**Job**
Look through the records below, count the lines with the word "name", and reply with only the number.
>> Start Records for the exercise
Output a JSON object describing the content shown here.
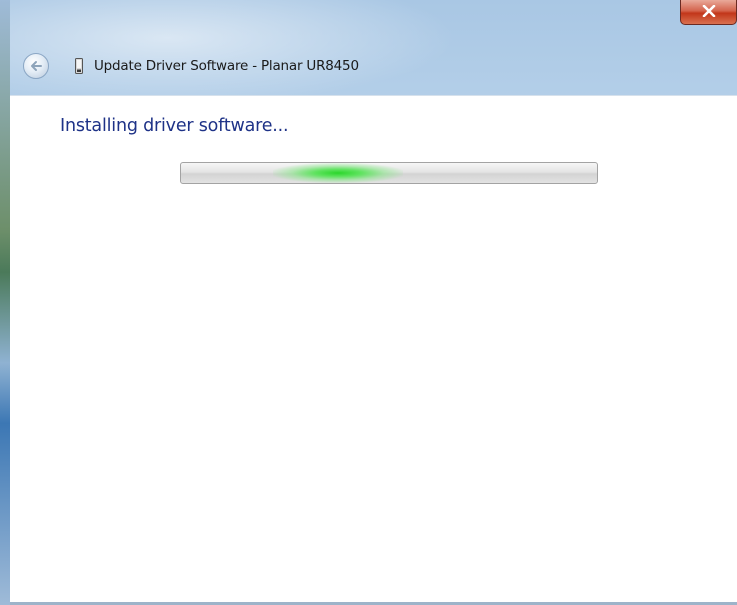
{
  "window": {
    "title": "Update Driver Software - Planar UR8450",
    "close_icon": "close-icon",
    "back_icon": "back-arrow-icon",
    "device_icon": "device-icon"
  },
  "main": {
    "heading": "Installing driver software...",
    "progress": {
      "state": "indeterminate",
      "glow_position": 0.22
    }
  },
  "colors": {
    "heading": "#1e3287",
    "close_button": "#c2361a",
    "progress_glow": "#2bd62b"
  }
}
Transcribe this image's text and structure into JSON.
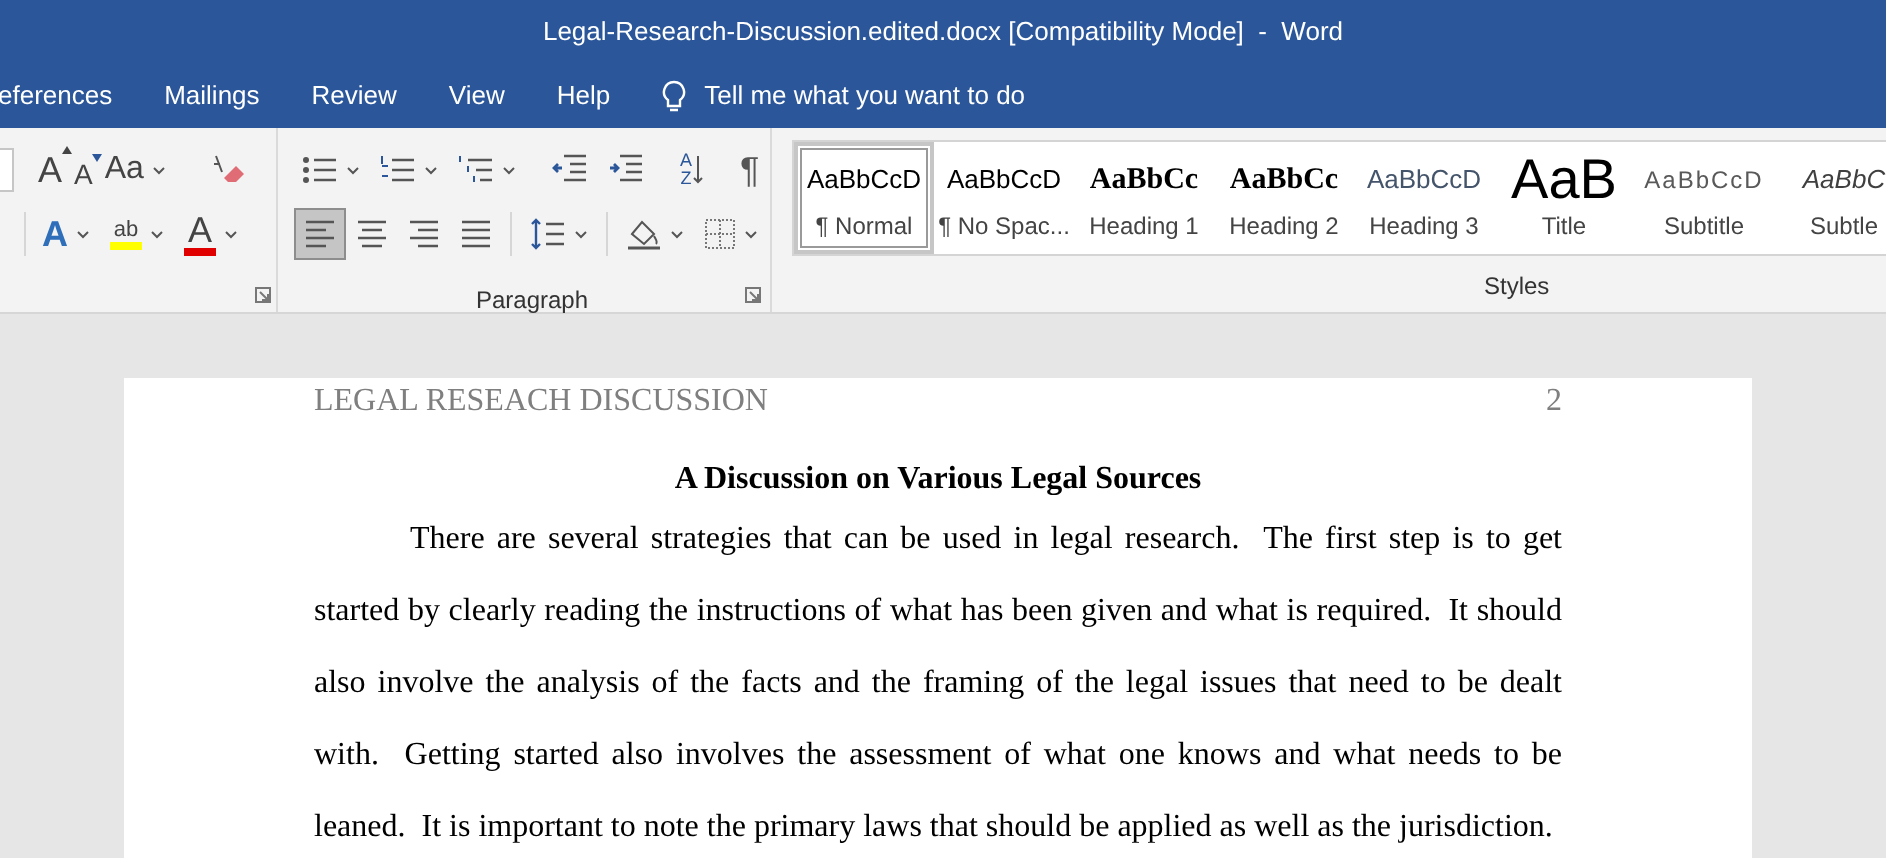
{
  "window": {
    "title": "Legal-Research-Discussion.edited.docx [Compatibility Mode]  -  Word"
  },
  "menu_tabs": [
    {
      "label": "eferences",
      "selected": false
    },
    {
      "label": "Mailings",
      "selected": false
    },
    {
      "label": "Review",
      "selected": false
    },
    {
      "label": "View",
      "selected": false
    },
    {
      "label": "Help",
      "selected": false
    }
  ],
  "tell_me": {
    "placeholder": "Tell me what you want to do"
  },
  "font_group": {
    "row1": [
      {
        "kind": "grow",
        "label": "A",
        "dropdown": false
      },
      {
        "kind": "shrink",
        "label": "A",
        "dropdown": false
      },
      {
        "kind": "change_case",
        "label": "Aa",
        "dropdown": true
      },
      {
        "kind": "clear_formatting",
        "dropdown": false
      }
    ],
    "row2": [
      {
        "kind": "text_effects",
        "label": "A",
        "dropdown": true
      },
      {
        "kind": "highlight",
        "label": "ab",
        "dropdown": true
      },
      {
        "kind": "font_color",
        "label": "A",
        "dropdown": true
      }
    ]
  },
  "paragraph_group": {
    "label": "Paragraph",
    "row1": [
      {
        "kind": "bullets",
        "dropdown": true
      },
      {
        "kind": "numbering",
        "dropdown": true
      },
      {
        "kind": "multilevel",
        "dropdown": true
      },
      {
        "kind": "decrease_indent",
        "dropdown": false
      },
      {
        "kind": "increase_indent",
        "dropdown": false
      },
      {
        "kind": "sort",
        "label": "AZ",
        "dropdown": false
      },
      {
        "kind": "show_marks",
        "label": "¶",
        "dropdown": false
      }
    ],
    "row2": [
      {
        "kind": "align_left",
        "selected": true,
        "dropdown": false
      },
      {
        "kind": "align_center",
        "selected": false,
        "dropdown": false
      },
      {
        "kind": "align_right",
        "selected": false,
        "dropdown": false
      },
      {
        "kind": "justify",
        "selected": false,
        "dropdown": false
      },
      {
        "kind": "line_spacing",
        "selected": false,
        "dropdown": true
      },
      {
        "kind": "shading",
        "selected": false,
        "dropdown": true
      },
      {
        "kind": "borders",
        "selected": false,
        "dropdown": true
      }
    ]
  },
  "styles": {
    "label": "Styles",
    "items": [
      {
        "preview": "AaBbCcD",
        "name": "¶ Normal",
        "kind": "normal",
        "selected": true
      },
      {
        "preview": "AaBbCcD",
        "name": "¶ No Spac...",
        "kind": "normal",
        "selected": false
      },
      {
        "preview": "AaBbCc",
        "name": "Heading 1",
        "kind": "heading",
        "selected": false
      },
      {
        "preview": "AaBbCc",
        "name": "Heading 2",
        "kind": "heading",
        "selected": false
      },
      {
        "preview": "AaBbCcD",
        "name": "Heading 3",
        "kind": "heading3",
        "selected": false
      },
      {
        "preview": "AaB",
        "name": "Title",
        "kind": "title",
        "selected": false
      },
      {
        "preview": "AaBbCcD",
        "name": "Subtitle",
        "kind": "subtitle",
        "selected": false
      },
      {
        "preview": "AaBbC",
        "name": "Subtle",
        "kind": "emphasis",
        "selected": false
      }
    ]
  },
  "document": {
    "header": "LEGAL RESEACH DISCUSSION",
    "page_number": "2",
    "heading": "A Discussion on Various Legal Sources",
    "paragraph": "There are several strategies that can be used in legal research.  The first step is to get started by clearly reading the instructions of what has been given and what is required.  It should also involve the analysis of the facts and the framing of the legal issues that need to be dealt with.  Getting started also involves the assessment of what one knows and what needs to be leaned.  It is important to note the primary laws that should be applied as well as the jurisdiction."
  }
}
>> End Records for the exercise
**Written answer**
8